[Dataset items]
+++
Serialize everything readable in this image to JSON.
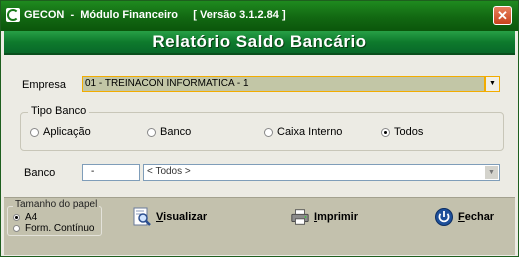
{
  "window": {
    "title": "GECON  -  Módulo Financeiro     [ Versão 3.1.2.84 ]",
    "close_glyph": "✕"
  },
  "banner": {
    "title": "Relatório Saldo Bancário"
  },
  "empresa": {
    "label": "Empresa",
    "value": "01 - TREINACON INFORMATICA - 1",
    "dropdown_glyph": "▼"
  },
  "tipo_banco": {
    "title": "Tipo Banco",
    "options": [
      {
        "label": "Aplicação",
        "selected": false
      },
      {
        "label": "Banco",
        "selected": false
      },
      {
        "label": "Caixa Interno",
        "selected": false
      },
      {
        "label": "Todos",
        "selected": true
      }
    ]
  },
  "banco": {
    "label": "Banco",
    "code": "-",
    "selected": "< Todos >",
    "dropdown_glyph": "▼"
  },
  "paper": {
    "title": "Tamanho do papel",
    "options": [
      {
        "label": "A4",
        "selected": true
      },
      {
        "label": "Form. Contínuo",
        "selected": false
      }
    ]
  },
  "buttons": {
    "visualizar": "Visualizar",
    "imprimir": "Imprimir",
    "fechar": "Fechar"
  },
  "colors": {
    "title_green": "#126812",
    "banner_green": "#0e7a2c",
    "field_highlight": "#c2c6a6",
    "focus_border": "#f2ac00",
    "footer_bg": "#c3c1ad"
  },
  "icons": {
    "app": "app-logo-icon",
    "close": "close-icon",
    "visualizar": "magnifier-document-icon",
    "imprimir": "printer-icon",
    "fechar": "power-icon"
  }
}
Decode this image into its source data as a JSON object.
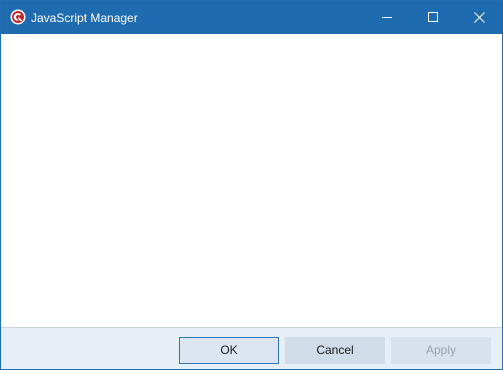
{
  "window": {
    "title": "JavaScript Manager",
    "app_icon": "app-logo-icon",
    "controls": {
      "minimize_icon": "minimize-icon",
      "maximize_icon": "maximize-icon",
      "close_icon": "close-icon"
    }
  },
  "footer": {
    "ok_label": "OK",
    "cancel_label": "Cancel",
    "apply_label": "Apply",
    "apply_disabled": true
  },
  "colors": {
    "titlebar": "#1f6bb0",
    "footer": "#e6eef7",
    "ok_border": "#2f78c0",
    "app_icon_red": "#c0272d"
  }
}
+++
• WRITTEN TASK
Print each of the records above exactly as written, leaving no picture in the copy.

• TASK RESULT
Serialize everything readable in this image to JSON.
{
  "window": {
    "title": "GECON  -  Módulo Financeiro     [ Versão 3.1.2.84 ]",
    "close_glyph": "✕"
  },
  "banner": {
    "title": "Relatório Saldo Bancário"
  },
  "empresa": {
    "label": "Empresa",
    "value": "01 - TREINACON INFORMATICA - 1",
    "dropdown_glyph": "▼"
  },
  "tipo_banco": {
    "title": "Tipo Banco",
    "options": [
      {
        "label": "Aplicação",
        "selected": false
      },
      {
        "label": "Banco",
        "selected": false
      },
      {
        "label": "Caixa Interno",
        "selected": false
      },
      {
        "label": "Todos",
        "selected": true
      }
    ]
  },
  "banco": {
    "label": "Banco",
    "code": "-",
    "selected": "< Todos >",
    "dropdown_glyph": "▼"
  },
  "paper": {
    "title": "Tamanho do papel",
    "options": [
      {
        "label": "A4",
        "selected": true
      },
      {
        "label": "Form. Contínuo",
        "selected": false
      }
    ]
  },
  "buttons": {
    "visualizar": "Visualizar",
    "imprimir": "Imprimir",
    "fechar": "Fechar"
  },
  "colors": {
    "title_green": "#126812",
    "banner_green": "#0e7a2c",
    "field_highlight": "#c2c6a6",
    "focus_border": "#f2ac00",
    "footer_bg": "#c3c1ad"
  },
  "icons": {
    "app": "app-logo-icon",
    "close": "close-icon",
    "visualizar": "magnifier-document-icon",
    "imprimir": "printer-icon",
    "fechar": "power-icon"
  }
}
Decode this image into its source data as a JSON object.
{
  "window": {
    "title": "JavaScript Manager",
    "app_icon": "app-logo-icon",
    "controls": {
      "minimize_icon": "minimize-icon",
      "maximize_icon": "maximize-icon",
      "close_icon": "close-icon"
    }
  },
  "footer": {
    "ok_label": "OK",
    "cancel_label": "Cancel",
    "apply_label": "Apply",
    "apply_disabled": true
  },
  "colors": {
    "titlebar": "#1f6bb0",
    "footer": "#e6eef7",
    "ok_border": "#2f78c0",
    "app_icon_red": "#c0272d"
  }
}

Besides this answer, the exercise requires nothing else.